● Source document
━━━━━━━━
203 lines
13 KiB
Markdown
203 lines
13 KiB
Markdown
---
|
|
description: Formalize the system design into a TLA+ specification and verify it
|
|
allowed-tools: [Read, Write, Edit, Glob, Grep, Bash, Task]
|
|
model: opus
|
|
---
|
|
|
|
# FormSpec Formalize
|
|
|
|
You are translating the system's natural-language design into a TLA+ formal specification, then running the TLC model checker to verify it. This is the core of the formspec workflow and demands precision.
|
|
|
|
There are two failure modes that you must handle differently:
|
|
1. **Meaning drift**: The TLA+ does not faithfully represent the design (your error to fix).
|
|
2. **Design flaw**: The TLA+ faithfully represents the design, but TLC finds a property violation (the developer must decide how to resolve).
━━━━━━━━
● Entries
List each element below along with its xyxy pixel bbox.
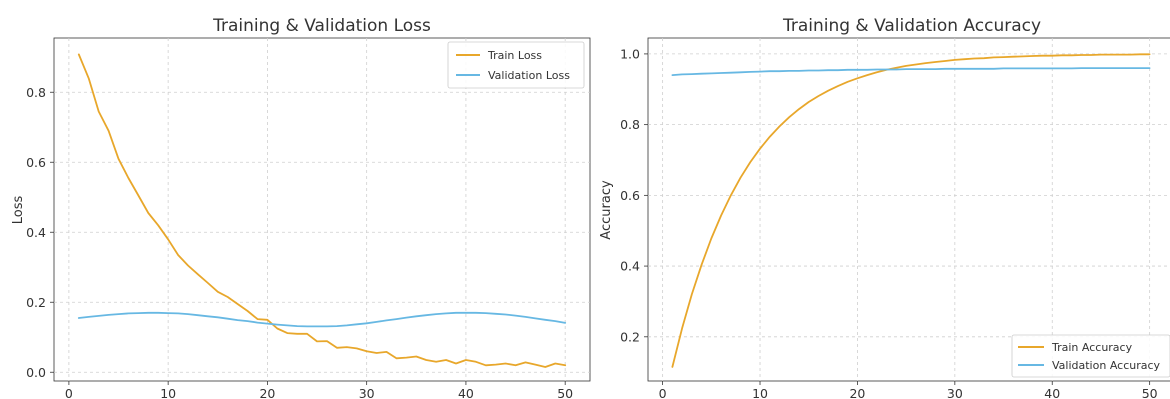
x-tick-label: 10: [160, 386, 176, 399]
y-tick-label: 0.8: [620, 117, 640, 132]
x-tick-label: 20: [259, 386, 275, 399]
y-tick-label: 0.8: [26, 85, 46, 100]
y-tick-label: 0.2: [26, 295, 46, 310]
accuracy-legend: Train Accuracy Validation Accuracy: [1011, 334, 1170, 378]
x-tick-label: 40: [1044, 386, 1060, 399]
y-tick-label: 1.0: [620, 46, 640, 61]
accuracy-train-line: [671, 53, 1151, 368]
loss-chart-title: Training & Validation Loss: [212, 16, 431, 36]
accuracy-grid: [648, 38, 1170, 381]
loss-legend: Train Loss Validation Loss: [447, 41, 585, 89]
loss-legend-label-validation: Validation Loss: [488, 69, 570, 82]
x-tick-label: 40: [458, 386, 474, 399]
x-tick-label: 10: [752, 386, 768, 399]
accuracy-y-axis-label: Accuracy: [599, 180, 614, 240]
y-tick-label: 0.4: [26, 225, 46, 240]
x-tick-label: 50: [1142, 386, 1158, 399]
x-tick-label: 0: [659, 386, 667, 399]
loss-y-axis-label: Loss: [11, 196, 26, 225]
accuracy-x-ticks: 0 10 20 30 40 50: [659, 381, 1158, 399]
y-tick-label: 0.6: [26, 155, 46, 170]
accuracy-legend-box: [1011, 334, 1170, 378]
loss-legend-label-train: Train Loss: [487, 49, 542, 62]
accuracy-legend-label-train: Train Accuracy: [1051, 341, 1133, 354]
accuracy-y-ticks: 0.2 0.4 0.6 0.8 1.0: [620, 46, 648, 344]
y-tick-label: 0.0: [26, 365, 46, 380]
x-tick-label: 30: [359, 386, 375, 399]
y-tick-label: 0.6: [620, 188, 640, 203]
loss-validation-line: [77, 311, 567, 328]
loss-plot-area: [53, 37, 591, 382]
loss-x-ticks: 0 10 20 30 40 50: [65, 381, 573, 399]
loss-train-line: [77, 53, 567, 368]
accuracy-plot-area: [647, 37, 1170, 382]
accuracy-legend-label-validation: Validation Accuracy: [1052, 359, 1161, 372]
accuracy-series: [671, 53, 1151, 368]
accuracy-chart-title: Training & Validation Accuracy: [782, 16, 1041, 36]
loss-y-ticks: 0.0 0.2 0.4 0.6 0.8: [26, 85, 54, 380]
x-tick-label: 30: [947, 386, 963, 399]
accuracy-validation-line: [671, 67, 1151, 76]
loss-legend-box: [447, 41, 585, 89]
x-tick-label: 0: [65, 386, 73, 399]
loss-series: [77, 53, 567, 368]
loss-grid: [54, 38, 590, 381]
x-tick-label: 20: [849, 386, 865, 399]
x-tick-label: 50: [557, 386, 573, 399]
accuracy-chart: Training & Validation Accuracy 0 10 20 30 40…: [599, 16, 1170, 399]
y-tick-label: 0.2: [620, 329, 640, 344]
y-tick-label: 0.4: [620, 259, 640, 274]
loss-chart: Training & Validation Loss 0 10 20 30 40 50 0…: [11, 16, 591, 399]
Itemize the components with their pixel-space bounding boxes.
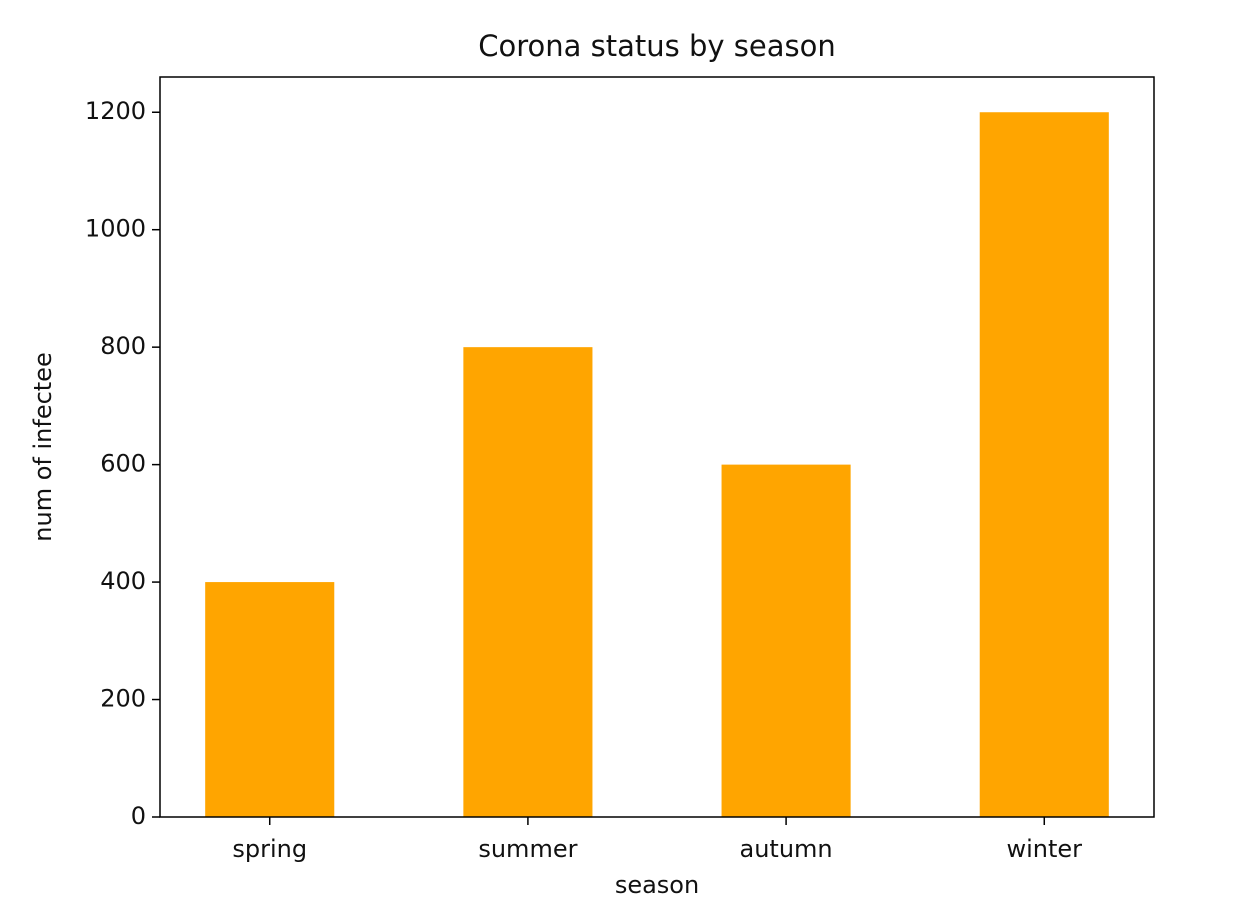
x-axis-label: season (615, 871, 699, 899)
y-axis-label: num of infectee (29, 352, 57, 541)
bar (721, 464, 851, 817)
x-tick-label: winter (1006, 835, 1082, 863)
y-tick-label: 200 (100, 685, 146, 713)
chart-title: Corona status by season (478, 29, 835, 63)
x-tick-label: autumn (740, 835, 833, 863)
y-tick-label: 400 (100, 567, 146, 595)
plot-frame (159, 76, 1155, 818)
x-tick-label: spring (232, 835, 307, 863)
y-tick-label: 600 (100, 450, 146, 478)
y-tick-label: 1200 (85, 97, 146, 125)
y-tick-label: 800 (100, 332, 146, 360)
y-tick-label: 1000 (85, 215, 146, 243)
bar (205, 582, 335, 817)
bar (979, 112, 1109, 817)
y-tick-label: 0 (131, 802, 146, 830)
bar (463, 347, 593, 817)
x-tick-label: summer (478, 835, 577, 863)
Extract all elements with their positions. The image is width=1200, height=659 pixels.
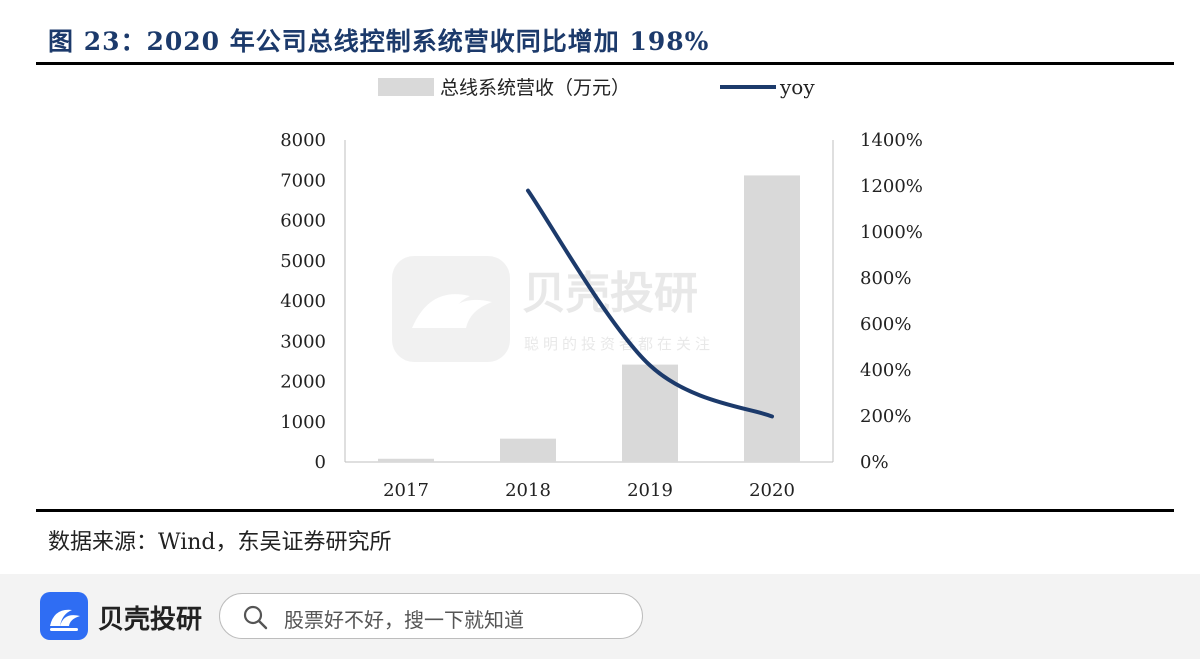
legend: 总线系统营收（万元） yoy — [378, 75, 815, 99]
bar-2020 — [744, 175, 800, 463]
right-tick-label: 1200% — [860, 176, 923, 197]
right-tick-label: 1000% — [860, 222, 923, 243]
right-tick-label: 200% — [860, 406, 911, 427]
x-tick-label: 2018 — [505, 480, 551, 501]
search-placeholder: 股票好不好，搜一下就知道 — [284, 608, 524, 632]
legend-line-label: yoy — [779, 75, 815, 99]
watermark-brand: 贝壳投研 — [522, 268, 698, 319]
x-tick-label: 2020 — [749, 480, 795, 501]
right-tick-label: 800% — [860, 268, 911, 289]
combo-chart: 贝壳投研 聪明的投资者都在关注 总线系统营收（万元） yoy 0 1000 2000… — [280, 75, 923, 501]
yoy-line — [526, 188, 774, 419]
figure-title: 图 23：2020 年公司总线控制系统营收同比增加 198% — [48, 27, 710, 56]
left-tick-label: 6000 — [280, 211, 326, 232]
top-rule — [36, 62, 1174, 65]
left-tick-label: 4000 — [280, 291, 326, 312]
right-tick-label: 1400% — [860, 130, 923, 151]
left-tick-label: 5000 — [280, 251, 326, 272]
left-tick-label: 0 — [315, 452, 326, 473]
source-note: 数据来源：Wind，东吴证券研究所 — [48, 530, 392, 555]
x-tick-labels: 2017 2018 2019 2020 — [383, 480, 795, 501]
left-tick-label: 2000 — [280, 372, 326, 393]
watermark: 贝壳投研 聪明的投资者都在关注 — [392, 256, 714, 362]
right-tick-labels: 0% 200% 400% 600% 800% 1000% 1200% 1400% — [860, 130, 923, 473]
brand-name[interactable]: 贝壳投研 — [98, 605, 203, 635]
right-tick-label: 0% — [860, 452, 889, 473]
legend-bar-label: 总线系统营收（万元） — [440, 77, 630, 99]
search-icon — [243, 605, 268, 630]
bottom-rule — [36, 509, 1174, 512]
left-tick-label: 3000 — [280, 331, 326, 352]
x-tick-label: 2019 — [627, 480, 673, 501]
left-tick-labels: 0 1000 2000 3000 4000 5000 6000 7000 8000 — [280, 130, 326, 473]
legend-bar-swatch — [378, 78, 434, 96]
search-input[interactable]: 股票好不好，搜一下就知道 — [219, 593, 643, 639]
line-series — [526, 188, 774, 419]
left-tick-label: 1000 — [280, 412, 326, 433]
left-tick-label: 7000 — [280, 170, 326, 191]
watermark-slogan: 聪明的投资者都在关注 — [524, 335, 714, 353]
left-tick-label: 8000 — [280, 130, 326, 151]
brand-logo-icon[interactable] — [40, 592, 88, 640]
x-tick-label: 2017 — [383, 480, 429, 501]
bar-2018 — [500, 438, 556, 462]
right-tick-label: 400% — [860, 360, 911, 381]
app-footer: 贝壳投研 股票好不好，搜一下就知道 — [0, 574, 1200, 659]
bar-2017 — [378, 458, 434, 462]
right-tick-label: 600% — [860, 314, 911, 335]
━━━━━━━━
● Given instruction A
Answer these three questions using the FormSpec Formalize instructions, one answer per line and marked the same way:
(i) Which model checker is run to verify the TLA+ specification?
(ii) What are the two failure modes called?
(iii) Who must decide how to resolve a design flaw?
● Given instruction B
Pick up the FormSpec Formalize instructions after their last line and keep writing them.

● Task output A
(i) The TLC model checker.
(ii) Meaning drift and design flaw.
(iii) The developer.

● Task output B
|
|
|
|
## Phase 1 — Read all design artifacts
|
|
|
|
Read every artifact that exists:
|
|
- `spec/system.md`
|
|
- All feature design docs: Glob for `spec/features/*/design.md`
|
|
- `spec/formal/System.tla` (may not exist yet)
|
|
- `spec/formal/System.cfg` (may not exist yet)
|
|
- `spec/formal/traceability.md` (may not exist yet)
|
|
|
|
Extract a comprehensive list of all requirements across all documents:
|
|
- User stories (US-N)
|
|
- Success criteria (SC-N)
|
|
- Architectural constraints
|
|
- Security considerations
|
|
- Pathological/adversarial use cases
|
|
- Performance constraints that can be modeled
|
|
|
|
Determine whether this is a fresh creation or an update to an existing specification.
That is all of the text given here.